Task instructions. Pick out every line that holds the string "mobile" and copy it.

--- Start Information given ---

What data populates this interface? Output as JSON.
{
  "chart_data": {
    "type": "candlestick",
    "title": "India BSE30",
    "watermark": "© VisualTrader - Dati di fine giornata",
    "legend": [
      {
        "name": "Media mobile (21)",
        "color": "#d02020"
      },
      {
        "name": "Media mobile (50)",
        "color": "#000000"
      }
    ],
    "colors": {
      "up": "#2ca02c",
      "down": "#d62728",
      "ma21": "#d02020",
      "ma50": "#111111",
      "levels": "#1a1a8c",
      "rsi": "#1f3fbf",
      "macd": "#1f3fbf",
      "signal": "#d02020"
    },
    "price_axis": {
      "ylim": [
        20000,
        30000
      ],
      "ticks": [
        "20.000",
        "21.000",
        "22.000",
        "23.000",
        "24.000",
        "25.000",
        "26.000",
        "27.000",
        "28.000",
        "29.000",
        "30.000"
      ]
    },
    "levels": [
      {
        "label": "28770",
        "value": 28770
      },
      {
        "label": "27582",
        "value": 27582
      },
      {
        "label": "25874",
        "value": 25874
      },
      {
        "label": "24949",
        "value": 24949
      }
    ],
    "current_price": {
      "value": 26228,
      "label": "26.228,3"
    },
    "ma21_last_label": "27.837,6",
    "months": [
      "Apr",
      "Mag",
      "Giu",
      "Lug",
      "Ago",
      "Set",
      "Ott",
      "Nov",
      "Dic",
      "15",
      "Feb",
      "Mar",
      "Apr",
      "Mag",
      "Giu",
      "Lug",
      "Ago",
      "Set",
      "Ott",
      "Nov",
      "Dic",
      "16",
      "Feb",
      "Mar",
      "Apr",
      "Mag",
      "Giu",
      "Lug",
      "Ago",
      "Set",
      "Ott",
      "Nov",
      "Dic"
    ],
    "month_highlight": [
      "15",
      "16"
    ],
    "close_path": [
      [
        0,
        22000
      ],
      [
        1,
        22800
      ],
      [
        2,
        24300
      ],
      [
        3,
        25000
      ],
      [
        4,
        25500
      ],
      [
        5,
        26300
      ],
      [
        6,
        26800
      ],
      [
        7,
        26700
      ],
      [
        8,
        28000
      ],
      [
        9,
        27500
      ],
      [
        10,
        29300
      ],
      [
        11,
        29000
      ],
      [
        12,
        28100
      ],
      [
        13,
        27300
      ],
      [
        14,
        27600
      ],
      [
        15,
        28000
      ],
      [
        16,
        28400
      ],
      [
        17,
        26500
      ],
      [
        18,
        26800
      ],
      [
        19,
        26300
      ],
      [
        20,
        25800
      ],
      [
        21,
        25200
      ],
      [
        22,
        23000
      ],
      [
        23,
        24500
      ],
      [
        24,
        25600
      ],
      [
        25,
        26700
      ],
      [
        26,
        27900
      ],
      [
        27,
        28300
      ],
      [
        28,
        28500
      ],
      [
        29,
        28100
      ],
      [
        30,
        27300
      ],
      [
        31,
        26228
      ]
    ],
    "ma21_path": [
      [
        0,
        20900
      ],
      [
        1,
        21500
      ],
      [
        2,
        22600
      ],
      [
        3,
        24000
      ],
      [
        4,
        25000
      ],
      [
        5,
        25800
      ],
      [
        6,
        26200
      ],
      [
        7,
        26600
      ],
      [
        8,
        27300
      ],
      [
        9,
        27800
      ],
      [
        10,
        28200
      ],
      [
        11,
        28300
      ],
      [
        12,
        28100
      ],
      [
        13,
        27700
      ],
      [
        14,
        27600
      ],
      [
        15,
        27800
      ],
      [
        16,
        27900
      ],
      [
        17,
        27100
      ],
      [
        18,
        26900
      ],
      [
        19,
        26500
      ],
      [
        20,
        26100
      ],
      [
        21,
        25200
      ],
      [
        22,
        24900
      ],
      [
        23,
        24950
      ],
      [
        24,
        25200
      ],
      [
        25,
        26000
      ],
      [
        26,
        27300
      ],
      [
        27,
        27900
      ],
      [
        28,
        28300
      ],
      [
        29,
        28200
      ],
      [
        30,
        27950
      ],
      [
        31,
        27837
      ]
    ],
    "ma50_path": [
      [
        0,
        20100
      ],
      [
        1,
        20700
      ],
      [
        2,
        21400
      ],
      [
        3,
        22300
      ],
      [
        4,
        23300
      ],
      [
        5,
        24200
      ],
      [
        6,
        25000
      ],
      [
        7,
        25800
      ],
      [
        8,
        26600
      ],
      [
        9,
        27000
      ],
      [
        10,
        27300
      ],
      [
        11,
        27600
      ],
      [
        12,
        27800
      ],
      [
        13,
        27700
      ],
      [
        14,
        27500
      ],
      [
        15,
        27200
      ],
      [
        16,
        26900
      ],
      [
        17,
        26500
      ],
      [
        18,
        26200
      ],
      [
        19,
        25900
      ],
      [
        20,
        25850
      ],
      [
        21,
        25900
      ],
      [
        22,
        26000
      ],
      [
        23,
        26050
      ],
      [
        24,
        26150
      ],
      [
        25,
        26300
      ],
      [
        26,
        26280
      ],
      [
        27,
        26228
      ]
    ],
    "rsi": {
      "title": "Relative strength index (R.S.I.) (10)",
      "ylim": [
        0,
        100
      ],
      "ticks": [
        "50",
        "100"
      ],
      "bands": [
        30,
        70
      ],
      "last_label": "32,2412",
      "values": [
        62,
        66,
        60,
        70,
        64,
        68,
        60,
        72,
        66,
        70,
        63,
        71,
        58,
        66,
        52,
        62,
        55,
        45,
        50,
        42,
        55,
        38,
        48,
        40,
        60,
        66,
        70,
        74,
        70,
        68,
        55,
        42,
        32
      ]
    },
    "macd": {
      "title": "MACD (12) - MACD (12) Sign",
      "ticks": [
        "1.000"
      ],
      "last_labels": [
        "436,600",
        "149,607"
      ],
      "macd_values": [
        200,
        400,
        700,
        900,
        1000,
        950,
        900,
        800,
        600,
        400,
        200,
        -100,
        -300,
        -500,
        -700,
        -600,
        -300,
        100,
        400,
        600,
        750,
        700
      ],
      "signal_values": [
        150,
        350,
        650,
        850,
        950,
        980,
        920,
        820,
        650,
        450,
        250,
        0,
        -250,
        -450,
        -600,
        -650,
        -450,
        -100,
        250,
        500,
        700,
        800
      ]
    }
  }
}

--- End Information given ---

The output.
        "name": "Media mobile (21)",
        "name": "Media mobile (50)",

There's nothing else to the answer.